■ **WRITTEN EXERCISE**: Report every line below that holds the word "will".
━━ EXCERPTED DATA
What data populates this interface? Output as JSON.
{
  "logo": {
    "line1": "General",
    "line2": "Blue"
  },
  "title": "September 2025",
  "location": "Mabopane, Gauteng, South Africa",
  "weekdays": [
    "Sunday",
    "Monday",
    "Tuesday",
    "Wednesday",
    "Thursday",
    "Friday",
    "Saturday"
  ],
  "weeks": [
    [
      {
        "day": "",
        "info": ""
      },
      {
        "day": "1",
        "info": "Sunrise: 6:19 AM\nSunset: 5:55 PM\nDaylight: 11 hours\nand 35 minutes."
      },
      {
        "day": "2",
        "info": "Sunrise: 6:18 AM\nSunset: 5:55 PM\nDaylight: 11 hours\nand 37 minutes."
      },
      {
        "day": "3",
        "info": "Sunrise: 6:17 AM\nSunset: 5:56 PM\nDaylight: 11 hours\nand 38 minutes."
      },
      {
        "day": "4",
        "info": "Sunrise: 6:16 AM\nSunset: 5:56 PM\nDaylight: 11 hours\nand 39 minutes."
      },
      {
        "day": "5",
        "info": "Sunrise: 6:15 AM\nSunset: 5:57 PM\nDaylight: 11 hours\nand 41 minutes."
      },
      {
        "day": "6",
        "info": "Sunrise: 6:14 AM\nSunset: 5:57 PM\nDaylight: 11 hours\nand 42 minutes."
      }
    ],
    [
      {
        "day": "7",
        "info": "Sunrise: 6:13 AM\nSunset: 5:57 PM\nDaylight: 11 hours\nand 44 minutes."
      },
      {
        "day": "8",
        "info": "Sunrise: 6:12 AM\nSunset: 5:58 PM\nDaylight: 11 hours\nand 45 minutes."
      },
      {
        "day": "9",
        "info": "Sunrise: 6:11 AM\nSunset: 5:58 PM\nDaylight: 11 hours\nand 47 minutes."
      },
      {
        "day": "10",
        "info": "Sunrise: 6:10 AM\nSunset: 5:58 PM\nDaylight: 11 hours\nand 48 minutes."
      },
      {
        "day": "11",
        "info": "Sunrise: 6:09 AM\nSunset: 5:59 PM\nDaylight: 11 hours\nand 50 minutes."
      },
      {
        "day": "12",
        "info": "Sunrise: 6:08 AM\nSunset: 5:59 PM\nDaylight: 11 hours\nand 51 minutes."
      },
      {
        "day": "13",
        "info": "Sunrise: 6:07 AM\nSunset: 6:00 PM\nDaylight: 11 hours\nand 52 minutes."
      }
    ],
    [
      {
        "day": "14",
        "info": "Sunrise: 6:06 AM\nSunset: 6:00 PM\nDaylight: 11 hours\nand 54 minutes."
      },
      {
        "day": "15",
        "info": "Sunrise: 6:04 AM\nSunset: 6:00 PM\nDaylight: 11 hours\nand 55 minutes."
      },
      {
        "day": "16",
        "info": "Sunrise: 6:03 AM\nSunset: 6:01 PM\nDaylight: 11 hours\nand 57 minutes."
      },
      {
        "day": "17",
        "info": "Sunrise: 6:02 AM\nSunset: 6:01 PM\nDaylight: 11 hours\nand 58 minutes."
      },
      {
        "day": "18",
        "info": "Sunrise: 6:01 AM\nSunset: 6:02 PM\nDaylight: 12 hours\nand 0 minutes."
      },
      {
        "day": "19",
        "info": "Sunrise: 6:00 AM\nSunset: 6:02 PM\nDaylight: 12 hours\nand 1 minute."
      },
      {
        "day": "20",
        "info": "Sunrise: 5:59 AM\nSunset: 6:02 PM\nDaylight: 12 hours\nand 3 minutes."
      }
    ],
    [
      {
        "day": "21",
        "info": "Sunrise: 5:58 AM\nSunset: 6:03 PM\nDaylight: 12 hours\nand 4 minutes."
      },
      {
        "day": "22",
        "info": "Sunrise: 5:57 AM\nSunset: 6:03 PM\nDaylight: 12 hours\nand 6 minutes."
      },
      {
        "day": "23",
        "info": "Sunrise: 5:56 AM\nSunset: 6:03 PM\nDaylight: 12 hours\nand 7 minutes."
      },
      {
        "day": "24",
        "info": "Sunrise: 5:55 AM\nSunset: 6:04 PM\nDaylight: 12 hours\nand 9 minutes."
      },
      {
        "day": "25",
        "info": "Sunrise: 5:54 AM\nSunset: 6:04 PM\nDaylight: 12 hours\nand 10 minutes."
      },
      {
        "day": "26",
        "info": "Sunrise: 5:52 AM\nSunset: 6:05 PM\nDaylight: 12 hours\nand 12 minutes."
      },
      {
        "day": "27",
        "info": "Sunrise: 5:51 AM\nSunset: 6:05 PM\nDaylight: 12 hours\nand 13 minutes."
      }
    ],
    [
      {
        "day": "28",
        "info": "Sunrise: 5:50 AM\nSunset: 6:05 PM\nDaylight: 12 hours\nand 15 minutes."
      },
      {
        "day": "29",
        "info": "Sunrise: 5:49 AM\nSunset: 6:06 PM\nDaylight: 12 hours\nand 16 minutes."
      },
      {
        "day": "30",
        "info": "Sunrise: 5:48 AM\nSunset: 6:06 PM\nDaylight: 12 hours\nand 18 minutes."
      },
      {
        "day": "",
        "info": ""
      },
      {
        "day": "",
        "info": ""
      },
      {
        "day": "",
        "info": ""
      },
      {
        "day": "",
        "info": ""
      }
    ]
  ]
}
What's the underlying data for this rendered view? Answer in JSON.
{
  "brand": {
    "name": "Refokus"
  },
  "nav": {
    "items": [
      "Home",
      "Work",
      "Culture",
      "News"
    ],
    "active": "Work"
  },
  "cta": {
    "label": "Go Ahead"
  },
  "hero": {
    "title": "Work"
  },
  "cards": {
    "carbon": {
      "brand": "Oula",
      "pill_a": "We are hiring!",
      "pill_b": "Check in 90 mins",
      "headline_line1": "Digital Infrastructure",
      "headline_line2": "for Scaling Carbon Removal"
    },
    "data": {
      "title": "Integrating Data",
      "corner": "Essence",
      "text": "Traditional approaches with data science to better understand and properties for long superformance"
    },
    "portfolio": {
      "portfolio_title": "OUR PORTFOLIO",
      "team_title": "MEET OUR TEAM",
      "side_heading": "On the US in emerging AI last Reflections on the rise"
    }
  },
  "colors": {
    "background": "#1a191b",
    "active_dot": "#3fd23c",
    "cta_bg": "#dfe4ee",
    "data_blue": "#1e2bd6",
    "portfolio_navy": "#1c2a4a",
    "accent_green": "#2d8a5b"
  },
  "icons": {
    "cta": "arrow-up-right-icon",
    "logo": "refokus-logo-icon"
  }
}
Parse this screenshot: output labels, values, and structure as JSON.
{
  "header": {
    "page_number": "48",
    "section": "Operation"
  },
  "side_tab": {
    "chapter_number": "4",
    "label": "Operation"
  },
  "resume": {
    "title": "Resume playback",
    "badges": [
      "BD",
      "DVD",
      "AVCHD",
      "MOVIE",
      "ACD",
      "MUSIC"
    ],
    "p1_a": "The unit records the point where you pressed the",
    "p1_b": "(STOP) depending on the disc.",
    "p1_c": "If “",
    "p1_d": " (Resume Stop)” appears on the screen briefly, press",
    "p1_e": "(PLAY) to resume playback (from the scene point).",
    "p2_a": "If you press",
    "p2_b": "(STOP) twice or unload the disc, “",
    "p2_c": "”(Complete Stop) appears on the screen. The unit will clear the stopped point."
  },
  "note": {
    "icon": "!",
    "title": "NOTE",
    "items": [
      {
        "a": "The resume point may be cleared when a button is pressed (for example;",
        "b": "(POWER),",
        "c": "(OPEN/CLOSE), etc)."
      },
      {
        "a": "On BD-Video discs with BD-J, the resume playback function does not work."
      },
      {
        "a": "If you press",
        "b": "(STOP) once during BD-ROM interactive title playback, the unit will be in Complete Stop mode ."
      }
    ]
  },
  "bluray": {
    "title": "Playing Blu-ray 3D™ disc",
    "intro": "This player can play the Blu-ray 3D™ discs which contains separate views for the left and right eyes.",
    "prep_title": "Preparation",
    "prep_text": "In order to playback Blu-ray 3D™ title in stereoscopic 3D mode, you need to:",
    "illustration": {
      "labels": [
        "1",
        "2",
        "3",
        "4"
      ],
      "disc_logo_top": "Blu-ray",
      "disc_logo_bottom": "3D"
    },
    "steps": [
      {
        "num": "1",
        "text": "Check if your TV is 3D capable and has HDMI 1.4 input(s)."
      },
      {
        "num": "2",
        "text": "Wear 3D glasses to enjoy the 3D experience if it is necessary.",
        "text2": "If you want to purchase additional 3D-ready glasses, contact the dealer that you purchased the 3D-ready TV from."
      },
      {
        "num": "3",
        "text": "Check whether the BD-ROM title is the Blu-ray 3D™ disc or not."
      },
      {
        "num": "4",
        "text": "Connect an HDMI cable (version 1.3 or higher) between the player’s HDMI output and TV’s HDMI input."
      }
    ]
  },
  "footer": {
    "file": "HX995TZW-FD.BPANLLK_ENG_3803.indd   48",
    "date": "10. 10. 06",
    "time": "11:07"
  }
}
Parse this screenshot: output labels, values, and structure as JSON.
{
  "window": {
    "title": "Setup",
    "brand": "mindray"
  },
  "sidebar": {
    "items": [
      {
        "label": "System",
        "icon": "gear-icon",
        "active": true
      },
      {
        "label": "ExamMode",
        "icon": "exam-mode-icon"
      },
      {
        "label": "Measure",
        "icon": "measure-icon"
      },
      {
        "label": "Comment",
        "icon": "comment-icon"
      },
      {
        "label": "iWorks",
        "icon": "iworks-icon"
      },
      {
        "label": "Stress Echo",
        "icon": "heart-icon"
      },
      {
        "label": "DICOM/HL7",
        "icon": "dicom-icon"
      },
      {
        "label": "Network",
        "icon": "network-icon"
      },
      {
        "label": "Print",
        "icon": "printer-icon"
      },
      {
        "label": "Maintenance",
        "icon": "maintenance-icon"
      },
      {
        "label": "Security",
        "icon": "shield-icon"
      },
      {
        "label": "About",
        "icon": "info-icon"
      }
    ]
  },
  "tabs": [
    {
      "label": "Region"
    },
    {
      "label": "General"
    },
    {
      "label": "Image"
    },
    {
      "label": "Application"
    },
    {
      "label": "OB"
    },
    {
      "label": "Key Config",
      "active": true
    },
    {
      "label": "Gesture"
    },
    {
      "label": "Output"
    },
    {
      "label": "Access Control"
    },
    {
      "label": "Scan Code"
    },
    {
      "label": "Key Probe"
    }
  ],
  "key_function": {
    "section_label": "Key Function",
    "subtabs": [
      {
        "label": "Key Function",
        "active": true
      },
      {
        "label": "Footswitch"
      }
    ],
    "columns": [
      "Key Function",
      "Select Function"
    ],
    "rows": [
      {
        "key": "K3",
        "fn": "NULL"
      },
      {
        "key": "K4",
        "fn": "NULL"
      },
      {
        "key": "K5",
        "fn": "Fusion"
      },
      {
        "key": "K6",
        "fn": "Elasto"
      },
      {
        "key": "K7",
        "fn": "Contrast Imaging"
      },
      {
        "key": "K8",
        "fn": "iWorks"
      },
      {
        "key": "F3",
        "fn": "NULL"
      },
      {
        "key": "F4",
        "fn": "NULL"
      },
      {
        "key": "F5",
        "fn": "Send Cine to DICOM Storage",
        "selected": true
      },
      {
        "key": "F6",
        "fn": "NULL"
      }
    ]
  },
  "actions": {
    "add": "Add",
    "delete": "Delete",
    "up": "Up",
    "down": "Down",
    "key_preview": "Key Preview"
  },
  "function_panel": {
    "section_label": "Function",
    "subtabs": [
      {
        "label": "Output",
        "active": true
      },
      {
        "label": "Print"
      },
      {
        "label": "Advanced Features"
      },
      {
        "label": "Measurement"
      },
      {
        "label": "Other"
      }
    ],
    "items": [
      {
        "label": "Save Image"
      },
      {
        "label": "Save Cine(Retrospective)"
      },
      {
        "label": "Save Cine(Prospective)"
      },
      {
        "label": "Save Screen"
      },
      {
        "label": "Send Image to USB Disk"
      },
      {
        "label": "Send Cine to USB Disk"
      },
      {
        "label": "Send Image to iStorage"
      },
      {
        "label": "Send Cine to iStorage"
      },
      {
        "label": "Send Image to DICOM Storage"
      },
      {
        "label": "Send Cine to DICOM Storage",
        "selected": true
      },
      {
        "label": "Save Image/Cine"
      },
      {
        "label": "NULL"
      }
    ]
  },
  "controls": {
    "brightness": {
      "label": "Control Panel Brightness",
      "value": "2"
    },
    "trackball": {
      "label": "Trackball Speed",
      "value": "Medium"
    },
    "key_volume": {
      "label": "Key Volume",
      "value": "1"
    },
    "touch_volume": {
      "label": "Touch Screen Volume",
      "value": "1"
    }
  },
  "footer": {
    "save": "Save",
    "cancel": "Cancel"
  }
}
━━━━
■ **RESPONSE TO THE TASK**:
    "p2_c": "”(Complete Stop) appears on the screen. The unit will clear the stopped point."
        "b": "(STOP) once during BD-ROM interactive title playback, the unit will be in Complete Stop mode ."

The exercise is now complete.